* _TASK PROMPT_:
In the entries below, how many lines hold the string "site"? Give only the number.

* _MATERIAL SUPPLIED_:
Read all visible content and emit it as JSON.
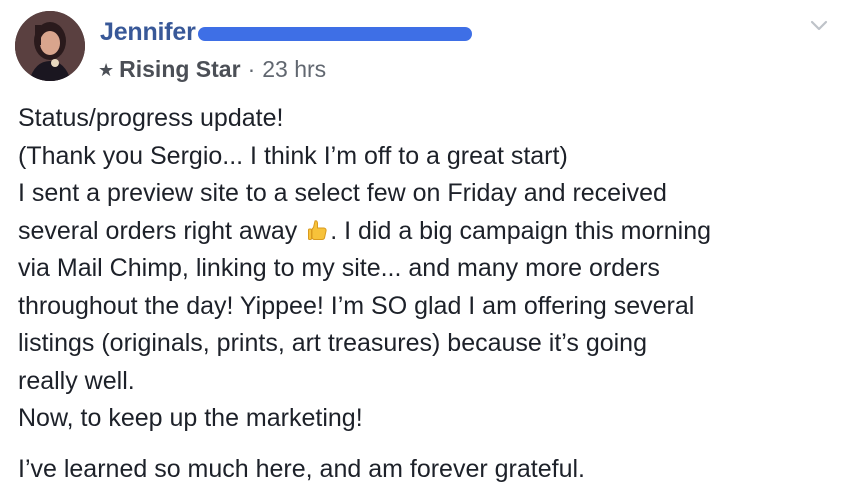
{
  "post": {
    "author": {
      "first_name": "Jennifer",
      "avatar_icon": "profile-photo"
    },
    "meta": {
      "badge_icon": "star-icon",
      "badge": "Rising Star",
      "separator": "·",
      "time": "23 hrs"
    },
    "menu_icon": "chevron-down-icon",
    "body": {
      "line1": "Status/progress update!",
      "line2": "(Thank you Sergio... I think I’m off to a great start)",
      "line3": "I sent a preview site to a select few on Friday and received",
      "line4_before_emoji": "several orders right away ",
      "emoji_icon": "thumbs-up-emoji",
      "line4_after_emoji": ". I did a big campaign this morning",
      "line5": "via Mail Chimp, linking to my site... and many more orders",
      "line6": "throughout the day! Yippee! I’m SO glad I am offering several",
      "line7": "listings (originals, prints, art treasures) because it’s going",
      "line8": "really well.",
      "line9": "Now, to keep up the marketing!",
      "paragraph2": "I’ve learned so much here, and am forever grateful."
    },
    "colors": {
      "author_blue": "#385898",
      "redaction_blue": "#3e6fe6",
      "text": "#1d2129",
      "meta_gray": "#616770"
    }
  }
}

* _COMPLETED TASK_:
2